--- start ---

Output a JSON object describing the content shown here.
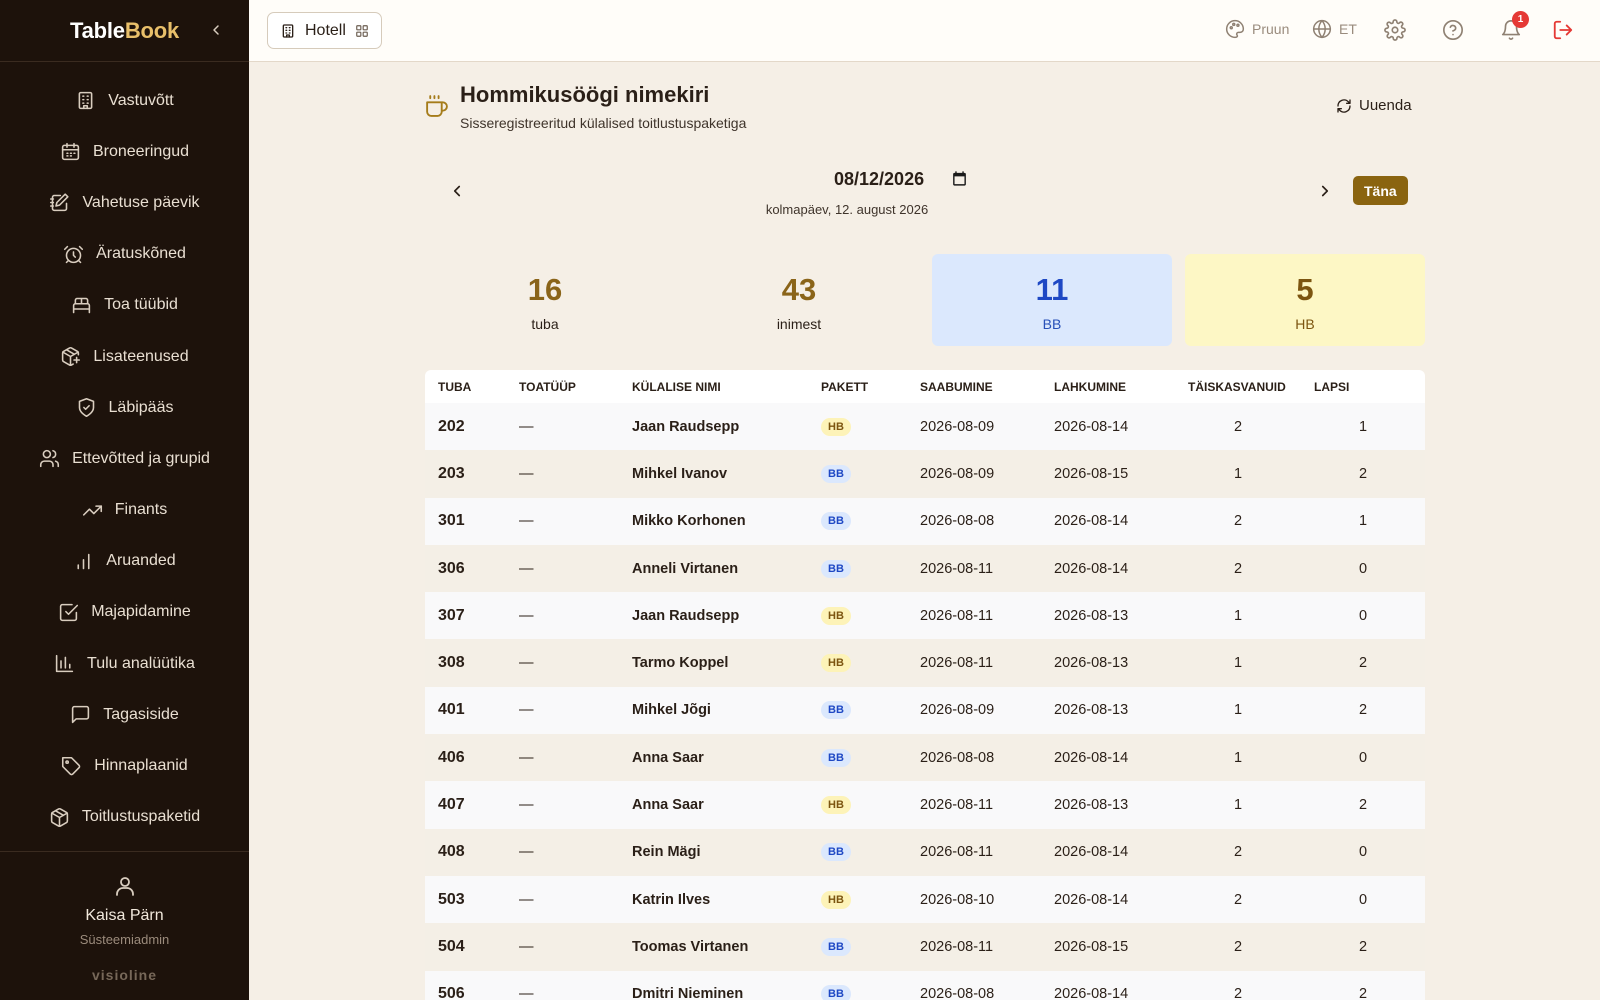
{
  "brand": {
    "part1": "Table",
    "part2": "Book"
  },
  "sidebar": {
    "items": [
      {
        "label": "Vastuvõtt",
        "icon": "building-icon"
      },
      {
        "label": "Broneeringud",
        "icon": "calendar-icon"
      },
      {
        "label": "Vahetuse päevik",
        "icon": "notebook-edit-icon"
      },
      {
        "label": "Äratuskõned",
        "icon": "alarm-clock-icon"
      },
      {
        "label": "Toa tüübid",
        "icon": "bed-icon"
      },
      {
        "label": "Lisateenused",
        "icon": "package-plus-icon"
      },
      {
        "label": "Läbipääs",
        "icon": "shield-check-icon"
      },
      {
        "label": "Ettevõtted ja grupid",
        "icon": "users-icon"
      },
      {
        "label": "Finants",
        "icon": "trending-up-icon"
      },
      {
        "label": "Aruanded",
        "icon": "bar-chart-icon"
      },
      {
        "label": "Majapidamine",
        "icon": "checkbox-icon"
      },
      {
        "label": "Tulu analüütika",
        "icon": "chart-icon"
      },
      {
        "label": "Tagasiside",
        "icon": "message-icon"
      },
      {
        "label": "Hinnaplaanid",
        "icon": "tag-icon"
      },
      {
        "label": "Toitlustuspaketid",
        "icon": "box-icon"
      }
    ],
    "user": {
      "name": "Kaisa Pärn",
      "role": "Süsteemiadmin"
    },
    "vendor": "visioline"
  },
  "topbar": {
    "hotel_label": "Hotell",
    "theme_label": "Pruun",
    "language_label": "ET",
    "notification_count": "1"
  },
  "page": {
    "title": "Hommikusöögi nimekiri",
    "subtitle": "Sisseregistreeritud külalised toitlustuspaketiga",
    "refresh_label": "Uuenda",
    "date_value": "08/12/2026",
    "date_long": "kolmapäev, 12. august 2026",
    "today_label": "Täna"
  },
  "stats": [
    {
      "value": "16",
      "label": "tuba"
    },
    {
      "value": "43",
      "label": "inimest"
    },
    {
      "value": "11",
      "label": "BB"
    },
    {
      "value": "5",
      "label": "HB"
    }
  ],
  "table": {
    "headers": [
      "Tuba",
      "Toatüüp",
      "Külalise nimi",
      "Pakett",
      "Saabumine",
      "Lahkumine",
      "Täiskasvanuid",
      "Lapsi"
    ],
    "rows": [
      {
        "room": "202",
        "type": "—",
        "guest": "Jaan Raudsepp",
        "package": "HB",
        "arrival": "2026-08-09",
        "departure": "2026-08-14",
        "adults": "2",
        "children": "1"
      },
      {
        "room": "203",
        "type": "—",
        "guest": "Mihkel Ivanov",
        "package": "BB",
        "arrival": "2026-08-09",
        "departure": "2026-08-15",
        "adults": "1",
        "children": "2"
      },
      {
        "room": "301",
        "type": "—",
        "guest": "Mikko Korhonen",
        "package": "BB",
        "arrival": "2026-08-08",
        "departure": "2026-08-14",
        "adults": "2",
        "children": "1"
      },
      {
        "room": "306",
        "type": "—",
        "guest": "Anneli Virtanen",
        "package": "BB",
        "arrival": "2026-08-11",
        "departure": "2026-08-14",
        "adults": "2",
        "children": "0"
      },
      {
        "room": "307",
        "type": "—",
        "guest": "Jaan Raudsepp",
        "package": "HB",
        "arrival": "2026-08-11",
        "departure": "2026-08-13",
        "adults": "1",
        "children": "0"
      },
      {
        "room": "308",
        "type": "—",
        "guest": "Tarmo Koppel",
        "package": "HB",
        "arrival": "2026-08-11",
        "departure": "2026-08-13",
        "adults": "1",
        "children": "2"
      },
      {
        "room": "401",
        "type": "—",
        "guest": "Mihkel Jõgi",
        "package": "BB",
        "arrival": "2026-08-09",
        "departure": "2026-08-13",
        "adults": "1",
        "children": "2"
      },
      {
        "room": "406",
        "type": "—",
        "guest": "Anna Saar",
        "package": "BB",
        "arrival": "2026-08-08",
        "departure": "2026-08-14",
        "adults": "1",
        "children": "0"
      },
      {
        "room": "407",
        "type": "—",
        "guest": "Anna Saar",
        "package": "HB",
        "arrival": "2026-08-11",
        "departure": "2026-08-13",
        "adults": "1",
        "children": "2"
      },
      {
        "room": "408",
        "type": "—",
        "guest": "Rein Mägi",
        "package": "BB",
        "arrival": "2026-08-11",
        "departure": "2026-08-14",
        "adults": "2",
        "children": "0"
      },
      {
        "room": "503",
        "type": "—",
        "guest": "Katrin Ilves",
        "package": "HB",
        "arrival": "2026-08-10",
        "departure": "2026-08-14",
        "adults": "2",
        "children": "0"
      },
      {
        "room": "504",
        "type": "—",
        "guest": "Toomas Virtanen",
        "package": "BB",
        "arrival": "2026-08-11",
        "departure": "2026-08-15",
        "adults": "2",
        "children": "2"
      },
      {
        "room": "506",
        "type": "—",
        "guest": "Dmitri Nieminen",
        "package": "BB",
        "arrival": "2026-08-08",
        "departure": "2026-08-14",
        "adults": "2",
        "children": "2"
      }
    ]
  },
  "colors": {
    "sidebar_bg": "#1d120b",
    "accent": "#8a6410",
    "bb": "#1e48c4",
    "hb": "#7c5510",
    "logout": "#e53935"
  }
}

--- end ---
--- start ---

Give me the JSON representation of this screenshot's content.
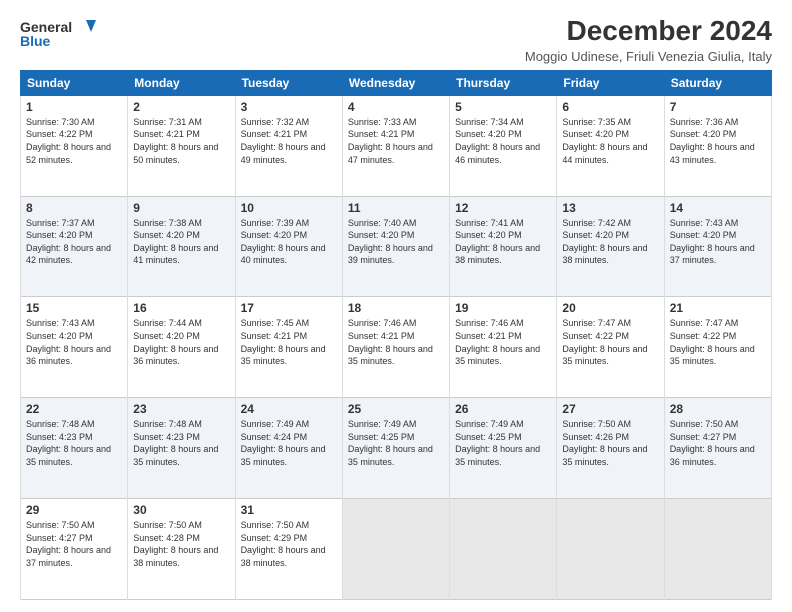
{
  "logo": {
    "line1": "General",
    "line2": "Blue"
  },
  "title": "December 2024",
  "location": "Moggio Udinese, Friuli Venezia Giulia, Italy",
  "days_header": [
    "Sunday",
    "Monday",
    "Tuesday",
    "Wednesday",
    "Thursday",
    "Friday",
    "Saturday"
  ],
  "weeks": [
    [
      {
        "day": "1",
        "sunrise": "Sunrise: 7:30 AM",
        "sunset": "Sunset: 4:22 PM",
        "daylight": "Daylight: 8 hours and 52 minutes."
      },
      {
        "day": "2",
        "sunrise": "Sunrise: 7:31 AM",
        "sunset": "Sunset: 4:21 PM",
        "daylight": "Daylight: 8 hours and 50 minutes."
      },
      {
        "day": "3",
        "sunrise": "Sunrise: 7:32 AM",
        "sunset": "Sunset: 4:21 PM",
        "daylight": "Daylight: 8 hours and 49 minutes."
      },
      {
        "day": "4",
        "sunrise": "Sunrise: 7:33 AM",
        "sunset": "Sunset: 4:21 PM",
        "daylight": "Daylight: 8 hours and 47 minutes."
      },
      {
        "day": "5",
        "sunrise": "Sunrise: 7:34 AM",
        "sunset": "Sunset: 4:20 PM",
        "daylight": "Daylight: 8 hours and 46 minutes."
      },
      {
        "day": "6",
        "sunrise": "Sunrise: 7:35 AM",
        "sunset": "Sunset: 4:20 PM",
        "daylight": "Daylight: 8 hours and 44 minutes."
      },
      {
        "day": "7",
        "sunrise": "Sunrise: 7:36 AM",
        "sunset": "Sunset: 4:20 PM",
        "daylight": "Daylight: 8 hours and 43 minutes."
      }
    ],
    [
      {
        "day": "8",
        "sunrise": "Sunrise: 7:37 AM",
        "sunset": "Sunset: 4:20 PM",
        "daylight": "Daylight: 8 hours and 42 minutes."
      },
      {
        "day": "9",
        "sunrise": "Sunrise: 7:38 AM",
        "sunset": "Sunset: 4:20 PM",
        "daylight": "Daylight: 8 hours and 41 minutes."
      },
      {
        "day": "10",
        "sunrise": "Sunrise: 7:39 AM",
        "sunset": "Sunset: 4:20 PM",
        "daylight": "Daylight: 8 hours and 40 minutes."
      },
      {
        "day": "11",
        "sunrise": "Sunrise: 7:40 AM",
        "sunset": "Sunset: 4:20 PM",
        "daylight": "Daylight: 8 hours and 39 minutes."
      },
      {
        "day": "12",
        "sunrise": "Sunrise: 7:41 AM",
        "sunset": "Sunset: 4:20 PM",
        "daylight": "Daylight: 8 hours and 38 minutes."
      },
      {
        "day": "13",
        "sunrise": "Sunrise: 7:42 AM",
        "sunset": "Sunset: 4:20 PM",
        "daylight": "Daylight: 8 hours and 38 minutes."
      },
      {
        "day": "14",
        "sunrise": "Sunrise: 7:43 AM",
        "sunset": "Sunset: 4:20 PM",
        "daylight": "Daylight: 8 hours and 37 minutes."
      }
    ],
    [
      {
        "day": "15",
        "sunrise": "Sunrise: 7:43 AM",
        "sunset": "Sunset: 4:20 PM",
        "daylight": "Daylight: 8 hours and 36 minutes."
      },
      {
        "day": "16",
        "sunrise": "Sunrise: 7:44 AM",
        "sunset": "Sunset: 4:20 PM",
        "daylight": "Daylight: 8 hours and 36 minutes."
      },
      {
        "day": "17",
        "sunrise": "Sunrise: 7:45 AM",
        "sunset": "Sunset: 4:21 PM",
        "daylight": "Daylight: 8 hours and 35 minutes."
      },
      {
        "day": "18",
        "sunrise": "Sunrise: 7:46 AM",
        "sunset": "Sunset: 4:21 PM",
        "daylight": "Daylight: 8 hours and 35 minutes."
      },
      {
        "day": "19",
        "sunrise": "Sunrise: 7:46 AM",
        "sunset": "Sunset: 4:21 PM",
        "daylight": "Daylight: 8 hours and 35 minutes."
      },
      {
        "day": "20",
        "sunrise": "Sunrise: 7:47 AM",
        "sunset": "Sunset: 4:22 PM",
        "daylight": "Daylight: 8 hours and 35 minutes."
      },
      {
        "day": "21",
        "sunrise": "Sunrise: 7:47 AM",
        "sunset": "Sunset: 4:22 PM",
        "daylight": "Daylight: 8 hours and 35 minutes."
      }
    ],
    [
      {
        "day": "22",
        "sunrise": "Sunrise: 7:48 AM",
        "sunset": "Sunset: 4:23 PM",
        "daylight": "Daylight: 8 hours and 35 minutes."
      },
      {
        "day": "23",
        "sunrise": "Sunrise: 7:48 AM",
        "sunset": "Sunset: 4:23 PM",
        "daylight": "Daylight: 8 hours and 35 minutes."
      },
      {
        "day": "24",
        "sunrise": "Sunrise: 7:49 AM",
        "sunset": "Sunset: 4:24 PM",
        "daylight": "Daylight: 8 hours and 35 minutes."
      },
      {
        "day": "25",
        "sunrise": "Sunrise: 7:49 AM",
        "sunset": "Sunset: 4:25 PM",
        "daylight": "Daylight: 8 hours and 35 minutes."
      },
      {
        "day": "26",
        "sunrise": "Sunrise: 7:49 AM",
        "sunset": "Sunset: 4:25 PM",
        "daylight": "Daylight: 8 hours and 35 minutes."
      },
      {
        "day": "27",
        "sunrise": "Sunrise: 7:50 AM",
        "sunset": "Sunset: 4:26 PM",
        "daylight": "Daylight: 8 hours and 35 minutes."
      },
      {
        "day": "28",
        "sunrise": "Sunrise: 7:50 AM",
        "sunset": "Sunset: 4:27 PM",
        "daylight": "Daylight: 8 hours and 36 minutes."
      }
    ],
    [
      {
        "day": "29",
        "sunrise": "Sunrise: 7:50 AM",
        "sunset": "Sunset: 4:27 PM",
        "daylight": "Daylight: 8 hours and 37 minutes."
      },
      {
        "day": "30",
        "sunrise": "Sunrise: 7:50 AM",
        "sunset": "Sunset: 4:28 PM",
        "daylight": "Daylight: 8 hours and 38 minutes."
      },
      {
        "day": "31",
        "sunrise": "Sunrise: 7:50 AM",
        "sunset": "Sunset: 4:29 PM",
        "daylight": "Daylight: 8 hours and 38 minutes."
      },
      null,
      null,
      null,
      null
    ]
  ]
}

--- end ---
--- start ---

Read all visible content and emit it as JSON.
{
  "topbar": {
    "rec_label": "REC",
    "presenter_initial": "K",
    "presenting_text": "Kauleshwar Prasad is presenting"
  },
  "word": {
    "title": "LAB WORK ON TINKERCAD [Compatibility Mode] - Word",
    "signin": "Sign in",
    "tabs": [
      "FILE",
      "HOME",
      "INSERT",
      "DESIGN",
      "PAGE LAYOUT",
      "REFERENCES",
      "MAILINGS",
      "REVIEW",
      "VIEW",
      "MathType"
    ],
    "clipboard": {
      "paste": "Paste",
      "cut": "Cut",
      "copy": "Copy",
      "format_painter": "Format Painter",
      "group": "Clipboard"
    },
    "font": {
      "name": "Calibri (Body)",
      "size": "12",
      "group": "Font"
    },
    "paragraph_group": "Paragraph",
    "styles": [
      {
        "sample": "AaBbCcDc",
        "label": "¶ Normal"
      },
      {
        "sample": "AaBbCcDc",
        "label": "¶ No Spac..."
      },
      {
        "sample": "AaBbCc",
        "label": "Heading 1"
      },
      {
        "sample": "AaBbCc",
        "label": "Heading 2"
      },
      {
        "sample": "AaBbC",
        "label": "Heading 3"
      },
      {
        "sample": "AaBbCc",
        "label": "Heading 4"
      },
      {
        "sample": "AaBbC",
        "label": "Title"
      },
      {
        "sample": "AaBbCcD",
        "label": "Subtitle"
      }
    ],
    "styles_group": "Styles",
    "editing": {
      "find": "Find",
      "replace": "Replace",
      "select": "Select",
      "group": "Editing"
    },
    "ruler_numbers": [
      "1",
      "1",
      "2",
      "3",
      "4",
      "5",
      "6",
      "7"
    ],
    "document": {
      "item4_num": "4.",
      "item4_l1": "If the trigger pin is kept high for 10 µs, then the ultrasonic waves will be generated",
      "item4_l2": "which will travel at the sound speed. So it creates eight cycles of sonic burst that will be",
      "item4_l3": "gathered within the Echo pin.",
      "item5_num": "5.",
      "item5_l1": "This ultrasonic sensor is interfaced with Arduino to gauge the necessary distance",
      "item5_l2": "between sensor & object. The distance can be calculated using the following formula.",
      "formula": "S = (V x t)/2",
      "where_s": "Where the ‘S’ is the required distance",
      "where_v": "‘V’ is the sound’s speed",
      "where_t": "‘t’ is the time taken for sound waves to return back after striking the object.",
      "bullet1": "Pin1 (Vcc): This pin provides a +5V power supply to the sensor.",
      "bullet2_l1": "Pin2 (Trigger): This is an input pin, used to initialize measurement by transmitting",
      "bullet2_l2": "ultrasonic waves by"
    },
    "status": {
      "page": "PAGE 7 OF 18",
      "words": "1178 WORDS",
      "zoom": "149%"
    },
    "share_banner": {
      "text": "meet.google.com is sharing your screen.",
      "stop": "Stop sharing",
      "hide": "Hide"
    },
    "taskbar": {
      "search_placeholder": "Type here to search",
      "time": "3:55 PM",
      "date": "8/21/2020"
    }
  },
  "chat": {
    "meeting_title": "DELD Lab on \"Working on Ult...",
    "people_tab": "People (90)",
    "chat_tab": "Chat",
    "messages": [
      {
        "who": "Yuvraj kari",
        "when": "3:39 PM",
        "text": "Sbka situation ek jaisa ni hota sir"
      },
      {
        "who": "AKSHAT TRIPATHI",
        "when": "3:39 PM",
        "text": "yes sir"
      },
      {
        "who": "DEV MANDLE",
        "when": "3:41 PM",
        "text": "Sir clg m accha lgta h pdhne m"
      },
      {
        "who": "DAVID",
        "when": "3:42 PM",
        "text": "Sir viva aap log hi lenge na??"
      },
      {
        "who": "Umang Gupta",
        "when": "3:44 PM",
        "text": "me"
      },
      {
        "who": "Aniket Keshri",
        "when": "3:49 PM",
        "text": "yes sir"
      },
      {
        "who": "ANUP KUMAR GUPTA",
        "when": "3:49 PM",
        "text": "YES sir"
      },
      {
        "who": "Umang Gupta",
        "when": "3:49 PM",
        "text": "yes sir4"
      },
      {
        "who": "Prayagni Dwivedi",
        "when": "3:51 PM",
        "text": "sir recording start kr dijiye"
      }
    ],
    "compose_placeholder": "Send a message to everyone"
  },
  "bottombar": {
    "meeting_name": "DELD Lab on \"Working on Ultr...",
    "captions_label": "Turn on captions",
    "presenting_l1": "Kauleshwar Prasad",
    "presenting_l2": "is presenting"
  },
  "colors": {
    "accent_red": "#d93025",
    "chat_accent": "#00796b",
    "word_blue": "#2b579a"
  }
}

--- end ---

**Your goal:**
Check each line of these records for the string "ultrasonic" and state only how many lines have it.

**Output:**
3